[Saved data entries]
------------------------------

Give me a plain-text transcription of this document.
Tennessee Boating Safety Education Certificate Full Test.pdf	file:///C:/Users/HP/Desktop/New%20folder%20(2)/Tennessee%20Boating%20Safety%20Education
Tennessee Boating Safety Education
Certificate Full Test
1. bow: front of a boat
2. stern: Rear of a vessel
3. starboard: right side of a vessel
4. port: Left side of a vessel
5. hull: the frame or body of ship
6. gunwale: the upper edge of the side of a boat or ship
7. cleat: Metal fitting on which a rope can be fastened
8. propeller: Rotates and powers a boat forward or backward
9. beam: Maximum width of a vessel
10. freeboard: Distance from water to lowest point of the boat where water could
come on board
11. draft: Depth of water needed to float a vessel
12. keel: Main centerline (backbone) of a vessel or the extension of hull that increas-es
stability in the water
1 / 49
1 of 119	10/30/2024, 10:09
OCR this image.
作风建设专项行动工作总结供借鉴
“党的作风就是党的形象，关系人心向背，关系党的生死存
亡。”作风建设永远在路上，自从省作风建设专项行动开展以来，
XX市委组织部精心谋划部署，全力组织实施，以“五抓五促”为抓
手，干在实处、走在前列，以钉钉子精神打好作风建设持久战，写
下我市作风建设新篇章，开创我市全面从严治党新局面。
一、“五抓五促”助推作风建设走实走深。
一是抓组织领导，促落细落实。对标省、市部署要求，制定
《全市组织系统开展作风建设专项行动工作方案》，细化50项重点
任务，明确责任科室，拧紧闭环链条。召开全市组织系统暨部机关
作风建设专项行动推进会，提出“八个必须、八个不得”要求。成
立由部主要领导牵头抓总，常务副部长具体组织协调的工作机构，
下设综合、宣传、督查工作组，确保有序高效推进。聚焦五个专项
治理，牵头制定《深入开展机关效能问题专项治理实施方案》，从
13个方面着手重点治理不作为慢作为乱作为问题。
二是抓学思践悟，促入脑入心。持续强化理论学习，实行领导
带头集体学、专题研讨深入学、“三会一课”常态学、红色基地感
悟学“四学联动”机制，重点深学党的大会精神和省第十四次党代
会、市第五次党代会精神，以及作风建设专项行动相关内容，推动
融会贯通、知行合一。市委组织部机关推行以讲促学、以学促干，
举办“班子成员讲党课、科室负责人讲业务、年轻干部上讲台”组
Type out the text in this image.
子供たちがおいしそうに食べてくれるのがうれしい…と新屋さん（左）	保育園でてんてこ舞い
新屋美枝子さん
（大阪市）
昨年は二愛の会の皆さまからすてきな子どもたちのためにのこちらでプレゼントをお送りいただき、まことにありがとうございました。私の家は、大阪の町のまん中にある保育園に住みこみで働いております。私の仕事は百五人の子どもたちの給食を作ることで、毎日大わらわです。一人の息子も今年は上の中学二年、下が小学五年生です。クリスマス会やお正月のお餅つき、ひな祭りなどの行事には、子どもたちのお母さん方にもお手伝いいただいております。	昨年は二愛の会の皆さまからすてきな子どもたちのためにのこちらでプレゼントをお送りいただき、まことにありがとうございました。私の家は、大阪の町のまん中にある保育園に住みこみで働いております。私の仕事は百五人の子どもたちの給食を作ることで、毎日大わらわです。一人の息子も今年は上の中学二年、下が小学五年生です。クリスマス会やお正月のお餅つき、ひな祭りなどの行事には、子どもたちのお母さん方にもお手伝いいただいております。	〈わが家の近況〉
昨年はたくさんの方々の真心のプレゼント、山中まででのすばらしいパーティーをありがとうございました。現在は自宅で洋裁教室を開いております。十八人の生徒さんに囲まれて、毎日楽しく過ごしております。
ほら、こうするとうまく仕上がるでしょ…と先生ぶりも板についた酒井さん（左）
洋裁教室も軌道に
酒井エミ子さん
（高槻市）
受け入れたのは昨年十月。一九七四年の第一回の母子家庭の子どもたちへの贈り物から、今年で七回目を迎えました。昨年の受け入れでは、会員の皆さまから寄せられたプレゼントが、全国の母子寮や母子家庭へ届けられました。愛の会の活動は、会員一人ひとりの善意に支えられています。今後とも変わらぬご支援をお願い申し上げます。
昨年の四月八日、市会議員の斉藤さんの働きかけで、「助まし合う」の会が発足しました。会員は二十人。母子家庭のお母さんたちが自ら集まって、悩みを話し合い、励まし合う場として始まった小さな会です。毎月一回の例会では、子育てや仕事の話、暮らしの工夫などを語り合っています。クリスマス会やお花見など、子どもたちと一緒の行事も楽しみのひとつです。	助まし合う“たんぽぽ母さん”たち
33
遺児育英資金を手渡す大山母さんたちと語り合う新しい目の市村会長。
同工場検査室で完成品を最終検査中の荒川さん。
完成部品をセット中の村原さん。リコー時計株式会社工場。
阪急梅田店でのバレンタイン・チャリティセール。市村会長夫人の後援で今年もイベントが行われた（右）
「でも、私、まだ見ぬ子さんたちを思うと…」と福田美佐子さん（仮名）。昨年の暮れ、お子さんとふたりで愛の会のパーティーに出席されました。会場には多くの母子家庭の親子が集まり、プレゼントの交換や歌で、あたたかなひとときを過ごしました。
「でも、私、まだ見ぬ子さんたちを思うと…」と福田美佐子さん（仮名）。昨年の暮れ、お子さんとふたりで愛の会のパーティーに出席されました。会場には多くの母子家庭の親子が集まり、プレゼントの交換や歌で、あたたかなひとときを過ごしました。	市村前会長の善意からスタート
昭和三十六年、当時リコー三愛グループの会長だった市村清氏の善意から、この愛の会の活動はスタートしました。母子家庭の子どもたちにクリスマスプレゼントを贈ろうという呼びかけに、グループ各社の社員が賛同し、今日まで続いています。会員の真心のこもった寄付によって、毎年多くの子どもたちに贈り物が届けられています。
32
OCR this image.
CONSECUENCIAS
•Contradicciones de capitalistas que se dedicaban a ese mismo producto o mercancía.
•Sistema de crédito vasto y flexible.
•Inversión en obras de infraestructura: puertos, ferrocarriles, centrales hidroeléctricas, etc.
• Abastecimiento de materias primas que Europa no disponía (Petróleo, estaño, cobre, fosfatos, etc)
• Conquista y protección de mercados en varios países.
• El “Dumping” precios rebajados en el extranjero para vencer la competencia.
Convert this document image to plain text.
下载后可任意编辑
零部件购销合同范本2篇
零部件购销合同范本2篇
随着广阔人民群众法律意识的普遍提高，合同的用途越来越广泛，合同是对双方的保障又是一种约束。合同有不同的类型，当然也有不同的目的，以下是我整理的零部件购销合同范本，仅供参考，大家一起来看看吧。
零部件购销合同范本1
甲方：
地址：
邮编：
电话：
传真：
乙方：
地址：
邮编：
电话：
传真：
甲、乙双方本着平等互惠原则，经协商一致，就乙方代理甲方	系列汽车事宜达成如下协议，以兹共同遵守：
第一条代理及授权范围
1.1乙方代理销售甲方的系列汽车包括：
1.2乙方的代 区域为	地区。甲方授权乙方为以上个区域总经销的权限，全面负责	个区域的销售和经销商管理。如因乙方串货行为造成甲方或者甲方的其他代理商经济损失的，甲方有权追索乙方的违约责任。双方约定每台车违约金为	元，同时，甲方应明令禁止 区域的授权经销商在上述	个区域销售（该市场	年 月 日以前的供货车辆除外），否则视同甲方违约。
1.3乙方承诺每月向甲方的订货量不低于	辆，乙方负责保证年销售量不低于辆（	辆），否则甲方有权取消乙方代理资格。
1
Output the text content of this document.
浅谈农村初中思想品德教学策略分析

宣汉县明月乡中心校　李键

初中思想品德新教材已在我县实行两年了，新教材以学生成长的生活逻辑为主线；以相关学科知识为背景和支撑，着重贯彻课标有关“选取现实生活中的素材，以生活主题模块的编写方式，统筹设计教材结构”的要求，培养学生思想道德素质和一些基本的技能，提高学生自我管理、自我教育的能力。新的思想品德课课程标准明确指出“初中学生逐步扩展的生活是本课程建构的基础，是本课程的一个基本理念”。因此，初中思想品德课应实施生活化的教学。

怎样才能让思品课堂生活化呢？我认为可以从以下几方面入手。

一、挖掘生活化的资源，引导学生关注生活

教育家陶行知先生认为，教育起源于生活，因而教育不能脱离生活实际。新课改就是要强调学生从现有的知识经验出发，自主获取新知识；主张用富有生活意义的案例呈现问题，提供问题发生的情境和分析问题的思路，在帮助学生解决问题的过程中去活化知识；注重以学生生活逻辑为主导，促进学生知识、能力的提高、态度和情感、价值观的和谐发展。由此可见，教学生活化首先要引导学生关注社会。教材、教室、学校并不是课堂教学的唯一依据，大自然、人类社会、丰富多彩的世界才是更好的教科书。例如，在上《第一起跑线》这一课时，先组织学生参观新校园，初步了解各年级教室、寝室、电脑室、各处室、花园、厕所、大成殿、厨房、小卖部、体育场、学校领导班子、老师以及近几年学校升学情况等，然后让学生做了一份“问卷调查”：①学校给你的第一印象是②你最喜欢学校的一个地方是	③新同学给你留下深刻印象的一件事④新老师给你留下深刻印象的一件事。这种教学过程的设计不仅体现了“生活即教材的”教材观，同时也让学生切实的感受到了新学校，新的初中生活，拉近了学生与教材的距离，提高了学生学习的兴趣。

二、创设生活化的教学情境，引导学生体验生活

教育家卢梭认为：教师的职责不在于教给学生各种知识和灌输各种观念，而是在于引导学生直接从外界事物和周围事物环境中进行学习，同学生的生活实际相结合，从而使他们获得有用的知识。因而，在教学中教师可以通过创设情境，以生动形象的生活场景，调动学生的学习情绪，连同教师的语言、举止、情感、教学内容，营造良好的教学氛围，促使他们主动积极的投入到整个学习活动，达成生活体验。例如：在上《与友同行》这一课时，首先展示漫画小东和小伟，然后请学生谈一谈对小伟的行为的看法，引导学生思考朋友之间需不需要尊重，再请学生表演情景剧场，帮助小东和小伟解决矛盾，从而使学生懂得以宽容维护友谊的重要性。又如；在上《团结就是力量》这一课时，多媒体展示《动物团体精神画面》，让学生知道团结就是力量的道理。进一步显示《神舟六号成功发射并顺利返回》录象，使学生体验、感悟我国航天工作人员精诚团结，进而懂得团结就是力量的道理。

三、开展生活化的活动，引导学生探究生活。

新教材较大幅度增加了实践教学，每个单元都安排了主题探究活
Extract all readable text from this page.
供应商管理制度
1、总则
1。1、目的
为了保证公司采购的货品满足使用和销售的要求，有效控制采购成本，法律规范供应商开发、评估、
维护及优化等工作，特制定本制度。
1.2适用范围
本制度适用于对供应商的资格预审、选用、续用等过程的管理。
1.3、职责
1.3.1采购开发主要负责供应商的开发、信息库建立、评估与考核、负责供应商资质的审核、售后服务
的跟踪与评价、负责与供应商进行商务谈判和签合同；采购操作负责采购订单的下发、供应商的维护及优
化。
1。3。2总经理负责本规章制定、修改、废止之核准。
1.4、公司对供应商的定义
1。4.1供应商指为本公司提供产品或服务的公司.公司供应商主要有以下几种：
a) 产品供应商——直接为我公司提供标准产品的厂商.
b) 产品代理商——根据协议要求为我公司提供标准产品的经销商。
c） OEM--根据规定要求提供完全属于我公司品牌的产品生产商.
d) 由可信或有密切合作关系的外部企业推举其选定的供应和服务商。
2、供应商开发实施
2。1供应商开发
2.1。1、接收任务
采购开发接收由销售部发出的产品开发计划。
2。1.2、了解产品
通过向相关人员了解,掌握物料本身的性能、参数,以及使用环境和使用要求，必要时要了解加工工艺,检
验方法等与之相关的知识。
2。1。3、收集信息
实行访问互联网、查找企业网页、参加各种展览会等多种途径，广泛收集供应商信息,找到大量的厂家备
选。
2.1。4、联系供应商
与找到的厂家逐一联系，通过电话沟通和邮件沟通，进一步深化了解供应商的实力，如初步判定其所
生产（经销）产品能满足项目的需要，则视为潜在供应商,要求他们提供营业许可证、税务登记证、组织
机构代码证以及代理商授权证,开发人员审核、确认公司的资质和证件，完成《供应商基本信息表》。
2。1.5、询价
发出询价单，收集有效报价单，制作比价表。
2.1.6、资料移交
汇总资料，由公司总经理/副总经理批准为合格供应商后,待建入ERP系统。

------------------------------

Instructions for the task:
Repeat, exactly and only, the lines above from the one containing "Extract all readable text from this page." through the end of the material.

Written answer:
Extract all readable text from this page.
供应商管理制度
1、总则
1。1、目的
为了保证公司采购的货品满足使用和销售的要求，有效控制采购成本，法律规范供应商开发、评估、
维护及优化等工作，特制定本制度。
1.2适用范围
本制度适用于对供应商的资格预审、选用、续用等过程的管理。
1.3、职责
1.3.1采购开发主要负责供应商的开发、信息库建立、评估与考核、负责供应商资质的审核、售后服务
的跟踪与评价、负责与供应商进行商务谈判和签合同；采购操作负责采购订单的下发、供应商的维护及优
化。
1。3。2总经理负责本规章制定、修改、废止之核准。
1.4、公司对供应商的定义
1。4.1供应商指为本公司提供产品或服务的公司.公司供应商主要有以下几种：
a) 产品供应商——直接为我公司提供标准产品的厂商.
b) 产品代理商——根据协议要求为我公司提供标准产品的经销商。
c） OEM--根据规定要求提供完全属于我公司品牌的产品生产商.
d) 由可信或有密切合作关系的外部企业推举其选定的供应和服务商。
2、供应商开发实施
2。1供应商开发
2.1。1、接收任务
采购开发接收由销售部发出的产品开发计划。
2。1.2、了解产品
通过向相关人员了解,掌握物料本身的性能、参数,以及使用环境和使用要求，必要时要了解加工工艺,检
验方法等与之相关的知识。
2。1。3、收集信息
实行访问互联网、查找企业网页、参加各种展览会等多种途径，广泛收集供应商信息,找到大量的厂家备
选。
2.1。4、联系供应商
与找到的厂家逐一联系，通过电话沟通和邮件沟通，进一步深化了解供应商的实力，如初步判定其所
生产（经销）产品能满足项目的需要，则视为潜在供应商,要求他们提供营业许可证、税务登记证、组织
机构代码证以及代理商授权证,开发人员审核、确认公司的资质和证件，完成《供应商基本信息表》。
2。1.5、询价
发出询价单，收集有效报价单，制作比价表。
2.1.6、资料移交
汇总资料，由公司总经理/副总经理批准为合格供应商后,待建入ERP系统。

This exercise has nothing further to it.